WHAT TO DO | Output every line below exactly.

RAW RECORDS |
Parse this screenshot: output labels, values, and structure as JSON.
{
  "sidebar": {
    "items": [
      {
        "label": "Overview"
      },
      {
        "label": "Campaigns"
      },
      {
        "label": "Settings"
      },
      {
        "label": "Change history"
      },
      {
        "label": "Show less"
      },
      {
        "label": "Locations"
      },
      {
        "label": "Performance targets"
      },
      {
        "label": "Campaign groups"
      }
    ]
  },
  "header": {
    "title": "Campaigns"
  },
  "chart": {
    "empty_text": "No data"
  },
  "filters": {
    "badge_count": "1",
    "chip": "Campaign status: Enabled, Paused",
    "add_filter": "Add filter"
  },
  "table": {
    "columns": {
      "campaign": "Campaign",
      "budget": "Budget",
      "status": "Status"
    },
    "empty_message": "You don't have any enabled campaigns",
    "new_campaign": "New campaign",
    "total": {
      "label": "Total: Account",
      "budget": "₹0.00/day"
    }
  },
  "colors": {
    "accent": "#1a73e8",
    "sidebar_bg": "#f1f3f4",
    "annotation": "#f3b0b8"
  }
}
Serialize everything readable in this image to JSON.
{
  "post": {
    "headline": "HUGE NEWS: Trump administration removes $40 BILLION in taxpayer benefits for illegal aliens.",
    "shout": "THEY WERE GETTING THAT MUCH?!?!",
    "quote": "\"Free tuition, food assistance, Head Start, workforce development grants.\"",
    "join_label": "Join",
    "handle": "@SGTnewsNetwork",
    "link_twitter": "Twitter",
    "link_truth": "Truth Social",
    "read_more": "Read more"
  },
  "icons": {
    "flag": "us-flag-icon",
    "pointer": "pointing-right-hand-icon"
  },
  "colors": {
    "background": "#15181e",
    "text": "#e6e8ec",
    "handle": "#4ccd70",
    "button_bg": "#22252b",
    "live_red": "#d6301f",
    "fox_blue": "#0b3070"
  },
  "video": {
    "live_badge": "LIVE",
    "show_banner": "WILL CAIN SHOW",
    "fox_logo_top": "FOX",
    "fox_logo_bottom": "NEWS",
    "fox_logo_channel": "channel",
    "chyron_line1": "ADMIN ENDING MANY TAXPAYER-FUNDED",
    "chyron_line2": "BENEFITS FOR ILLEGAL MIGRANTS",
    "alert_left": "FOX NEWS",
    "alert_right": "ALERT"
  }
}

WRITTEN ANSWER |
Parse this screenshot: output labels, values, and structure as JSON.
{
  "sidebar": {
    "items": [
      {
        "label": "Overview"
      },
      {
        "label": "Campaigns"
      },
      {
        "label": "Settings"
      },
      {
        "label": "Change history"
      },
      {
        "label": "Show less"
      },
      {
        "label": "Locations"
      },
      {
        "label": "Performance targets"
      },
      {
        "label": "Campaign groups"
      }
    ]
  },
  "header": {
    "title": "Campaigns"
  },
  "chart": {
    "empty_text": "No data"
  },
  "filters": {
    "badge_count": "1",
    "chip": "Campaign status: Enabled, Paused",
    "add_filter": "Add filter"
  },
  "table": {
    "columns": {
      "campaign": "Campaign",
      "budget": "Budget",
      "status": "Status"
    },
    "empty_message": "You don't have any enabled campaigns",
    "new_campaign": "New campaign",
    "total": {
      "label": "Total: Account",
      "budget": "₹0.00/day"
    }
  },
  "colors": {
    "accent": "#1a73e8",
    "sidebar_bg": "#f1f3f4",
    "annotation": "#f3b0b8"
  }
}
Serialize everything readable in this image to JSON.
{
  "post": {
    "headline": "HUGE NEWS: Trump administration removes $40 BILLION in taxpayer benefits for illegal aliens.",
    "shout": "THEY WERE GETTING THAT MUCH?!?!",
    "quote": "\"Free tuition, food assistance, Head Start, workforce development grants.\"",
    "join_label": "Join",
    "handle": "@SGTnewsNetwork",
    "link_twitter": "Twitter",
    "link_truth": "Truth Social",
    "read_more": "Read more"
  },
  "icons": {
    "flag": "us-flag-icon",
    "pointer": "pointing-right-hand-icon"
  },
  "colors": {
    "background": "#15181e",
    "text": "#e6e8ec",
    "handle": "#4ccd70",
    "button_bg": "#22252b",
    "live_red": "#d6301f",
    "fox_blue": "#0b3070"
  },
  "video": {
    "live_badge": "LIVE",
    "show_banner": "WILL CAIN SHOW",
    "fox_logo_top": "FOX",
    "fox_logo_bottom": "NEWS",
    "fox_logo_channel": "channel",
    "chyron_line1": "ADMIN ENDING MANY TAXPAYER-FUNDED",
    "chyron_line2": "BENEFITS FOR ILLEGAL MIGRANTS",
    "alert_left": "FOX NEWS",
    "alert_right": "ALERT"
  }
}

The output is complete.